Stored entries
━━━━━━━━━━━━━━━━━━━━━━━━━━━━━━

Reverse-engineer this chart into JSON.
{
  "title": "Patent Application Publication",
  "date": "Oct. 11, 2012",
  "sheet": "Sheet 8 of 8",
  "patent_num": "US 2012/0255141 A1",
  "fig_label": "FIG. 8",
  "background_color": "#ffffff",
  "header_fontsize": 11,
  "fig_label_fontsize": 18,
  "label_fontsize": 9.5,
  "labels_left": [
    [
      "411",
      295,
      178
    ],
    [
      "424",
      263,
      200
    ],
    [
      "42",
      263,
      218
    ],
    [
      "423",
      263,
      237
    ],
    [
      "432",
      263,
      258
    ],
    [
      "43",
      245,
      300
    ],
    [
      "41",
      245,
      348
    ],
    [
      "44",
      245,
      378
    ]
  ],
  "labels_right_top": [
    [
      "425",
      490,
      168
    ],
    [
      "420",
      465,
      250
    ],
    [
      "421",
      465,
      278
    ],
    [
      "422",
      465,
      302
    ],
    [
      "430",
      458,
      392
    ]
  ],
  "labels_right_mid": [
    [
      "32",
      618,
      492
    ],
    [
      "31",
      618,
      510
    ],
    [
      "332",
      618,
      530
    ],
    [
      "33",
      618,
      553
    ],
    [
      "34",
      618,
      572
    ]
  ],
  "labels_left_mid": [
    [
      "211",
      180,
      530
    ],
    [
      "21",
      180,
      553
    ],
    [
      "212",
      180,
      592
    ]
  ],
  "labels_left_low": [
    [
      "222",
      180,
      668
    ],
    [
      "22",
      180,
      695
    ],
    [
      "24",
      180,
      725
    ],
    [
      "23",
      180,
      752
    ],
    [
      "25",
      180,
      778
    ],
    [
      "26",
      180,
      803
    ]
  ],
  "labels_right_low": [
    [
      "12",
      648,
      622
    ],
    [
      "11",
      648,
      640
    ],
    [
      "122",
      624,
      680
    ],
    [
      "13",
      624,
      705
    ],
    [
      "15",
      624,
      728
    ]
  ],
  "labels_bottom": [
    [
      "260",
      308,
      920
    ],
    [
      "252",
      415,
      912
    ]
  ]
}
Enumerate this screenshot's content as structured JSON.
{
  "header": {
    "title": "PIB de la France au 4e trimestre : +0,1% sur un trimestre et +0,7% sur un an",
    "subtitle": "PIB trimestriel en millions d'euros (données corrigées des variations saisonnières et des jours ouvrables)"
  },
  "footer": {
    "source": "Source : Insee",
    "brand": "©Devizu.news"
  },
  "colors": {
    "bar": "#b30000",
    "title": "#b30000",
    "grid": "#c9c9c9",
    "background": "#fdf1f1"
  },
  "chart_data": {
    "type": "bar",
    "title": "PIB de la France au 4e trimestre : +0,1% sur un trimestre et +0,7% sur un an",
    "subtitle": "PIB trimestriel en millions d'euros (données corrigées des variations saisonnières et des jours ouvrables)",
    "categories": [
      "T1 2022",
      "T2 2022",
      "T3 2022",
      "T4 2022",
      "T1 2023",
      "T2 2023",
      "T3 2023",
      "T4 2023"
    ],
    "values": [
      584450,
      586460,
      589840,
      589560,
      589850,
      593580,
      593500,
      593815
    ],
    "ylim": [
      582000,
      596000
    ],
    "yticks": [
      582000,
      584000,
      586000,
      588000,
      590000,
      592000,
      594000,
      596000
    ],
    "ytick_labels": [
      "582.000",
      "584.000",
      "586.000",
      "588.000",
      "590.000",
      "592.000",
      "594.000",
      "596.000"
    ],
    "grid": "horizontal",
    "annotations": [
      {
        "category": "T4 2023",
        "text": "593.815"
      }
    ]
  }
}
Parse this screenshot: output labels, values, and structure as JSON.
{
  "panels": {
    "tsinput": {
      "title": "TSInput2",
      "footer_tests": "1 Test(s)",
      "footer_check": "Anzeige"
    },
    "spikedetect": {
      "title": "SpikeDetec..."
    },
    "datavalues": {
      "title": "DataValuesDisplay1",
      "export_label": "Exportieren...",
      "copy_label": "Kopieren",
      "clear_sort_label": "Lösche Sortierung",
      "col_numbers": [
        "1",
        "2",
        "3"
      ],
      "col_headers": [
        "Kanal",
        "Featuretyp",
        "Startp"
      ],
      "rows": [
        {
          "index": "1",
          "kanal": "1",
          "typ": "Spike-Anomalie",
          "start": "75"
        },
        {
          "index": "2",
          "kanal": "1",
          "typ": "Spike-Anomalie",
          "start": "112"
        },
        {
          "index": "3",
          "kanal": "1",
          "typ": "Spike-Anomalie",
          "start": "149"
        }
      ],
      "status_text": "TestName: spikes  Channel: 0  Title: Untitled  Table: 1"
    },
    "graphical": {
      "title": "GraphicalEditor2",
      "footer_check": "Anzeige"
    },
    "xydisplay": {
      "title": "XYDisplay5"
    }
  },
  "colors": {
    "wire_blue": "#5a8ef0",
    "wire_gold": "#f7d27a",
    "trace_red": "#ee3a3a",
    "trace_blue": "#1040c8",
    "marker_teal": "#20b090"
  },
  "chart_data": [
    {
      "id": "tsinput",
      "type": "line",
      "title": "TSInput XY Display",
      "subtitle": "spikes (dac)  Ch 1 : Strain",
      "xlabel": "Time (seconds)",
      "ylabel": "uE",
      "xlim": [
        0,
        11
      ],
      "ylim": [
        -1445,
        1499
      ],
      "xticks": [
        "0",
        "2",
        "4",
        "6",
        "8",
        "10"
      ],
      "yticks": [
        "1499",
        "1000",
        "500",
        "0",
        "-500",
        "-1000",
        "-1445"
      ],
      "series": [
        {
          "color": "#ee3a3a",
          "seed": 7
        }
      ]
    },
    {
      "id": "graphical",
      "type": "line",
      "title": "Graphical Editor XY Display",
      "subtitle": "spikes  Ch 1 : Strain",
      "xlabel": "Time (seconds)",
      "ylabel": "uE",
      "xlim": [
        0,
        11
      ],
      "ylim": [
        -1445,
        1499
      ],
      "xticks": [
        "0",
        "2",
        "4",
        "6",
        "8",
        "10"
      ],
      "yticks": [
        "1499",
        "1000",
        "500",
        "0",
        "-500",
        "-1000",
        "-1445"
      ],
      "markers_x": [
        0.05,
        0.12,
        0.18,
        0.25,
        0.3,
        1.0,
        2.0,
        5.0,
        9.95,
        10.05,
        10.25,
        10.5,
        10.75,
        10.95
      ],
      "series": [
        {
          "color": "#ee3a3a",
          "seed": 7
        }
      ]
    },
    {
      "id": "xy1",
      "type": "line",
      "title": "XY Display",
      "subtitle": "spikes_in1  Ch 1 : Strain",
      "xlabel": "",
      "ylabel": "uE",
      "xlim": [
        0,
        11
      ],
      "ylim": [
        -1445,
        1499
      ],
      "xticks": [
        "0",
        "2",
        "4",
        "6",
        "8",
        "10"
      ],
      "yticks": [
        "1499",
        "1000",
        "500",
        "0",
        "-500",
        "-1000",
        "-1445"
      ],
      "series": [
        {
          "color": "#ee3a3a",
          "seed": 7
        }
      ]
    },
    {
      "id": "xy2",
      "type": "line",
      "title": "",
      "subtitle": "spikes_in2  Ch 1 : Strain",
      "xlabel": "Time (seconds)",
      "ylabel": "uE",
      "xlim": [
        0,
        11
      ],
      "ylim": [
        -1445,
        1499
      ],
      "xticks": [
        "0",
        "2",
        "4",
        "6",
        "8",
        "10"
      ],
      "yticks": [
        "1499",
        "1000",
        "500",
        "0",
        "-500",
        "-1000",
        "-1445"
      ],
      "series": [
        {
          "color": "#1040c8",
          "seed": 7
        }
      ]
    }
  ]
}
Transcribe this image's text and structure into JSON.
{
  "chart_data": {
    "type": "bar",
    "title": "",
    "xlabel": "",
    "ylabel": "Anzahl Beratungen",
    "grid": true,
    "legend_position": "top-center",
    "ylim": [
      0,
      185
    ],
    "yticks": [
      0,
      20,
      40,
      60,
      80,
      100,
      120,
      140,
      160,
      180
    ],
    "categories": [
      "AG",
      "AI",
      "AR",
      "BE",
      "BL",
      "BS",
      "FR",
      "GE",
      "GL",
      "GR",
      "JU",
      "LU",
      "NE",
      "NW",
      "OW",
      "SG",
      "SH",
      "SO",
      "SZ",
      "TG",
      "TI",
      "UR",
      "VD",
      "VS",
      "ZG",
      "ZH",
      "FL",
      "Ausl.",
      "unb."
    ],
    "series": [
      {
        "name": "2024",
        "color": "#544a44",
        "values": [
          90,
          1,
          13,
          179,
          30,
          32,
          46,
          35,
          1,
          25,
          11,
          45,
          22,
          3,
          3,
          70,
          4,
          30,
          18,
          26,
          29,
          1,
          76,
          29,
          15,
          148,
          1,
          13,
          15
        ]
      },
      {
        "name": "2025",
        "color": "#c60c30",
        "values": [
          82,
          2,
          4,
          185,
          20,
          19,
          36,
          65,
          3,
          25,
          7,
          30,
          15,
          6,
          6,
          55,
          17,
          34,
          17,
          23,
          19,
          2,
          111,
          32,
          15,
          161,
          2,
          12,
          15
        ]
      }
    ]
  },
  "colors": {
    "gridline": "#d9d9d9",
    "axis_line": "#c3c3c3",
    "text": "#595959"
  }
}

━━━━━━━━━━━━━━━━━━━━━━━━━━━━━━

--- Task statement ---
Which lines include "données"? Copy each of them out.

--- Expected output ---
    "subtitle": "PIB trimestriel en millions d'euros (données corrigées des variations saisonnières et des jours ouvrables)"
    "subtitle": "PIB trimestriel en millions d'euros (données corrigées des variations saisonnières et des jours ouvrables)",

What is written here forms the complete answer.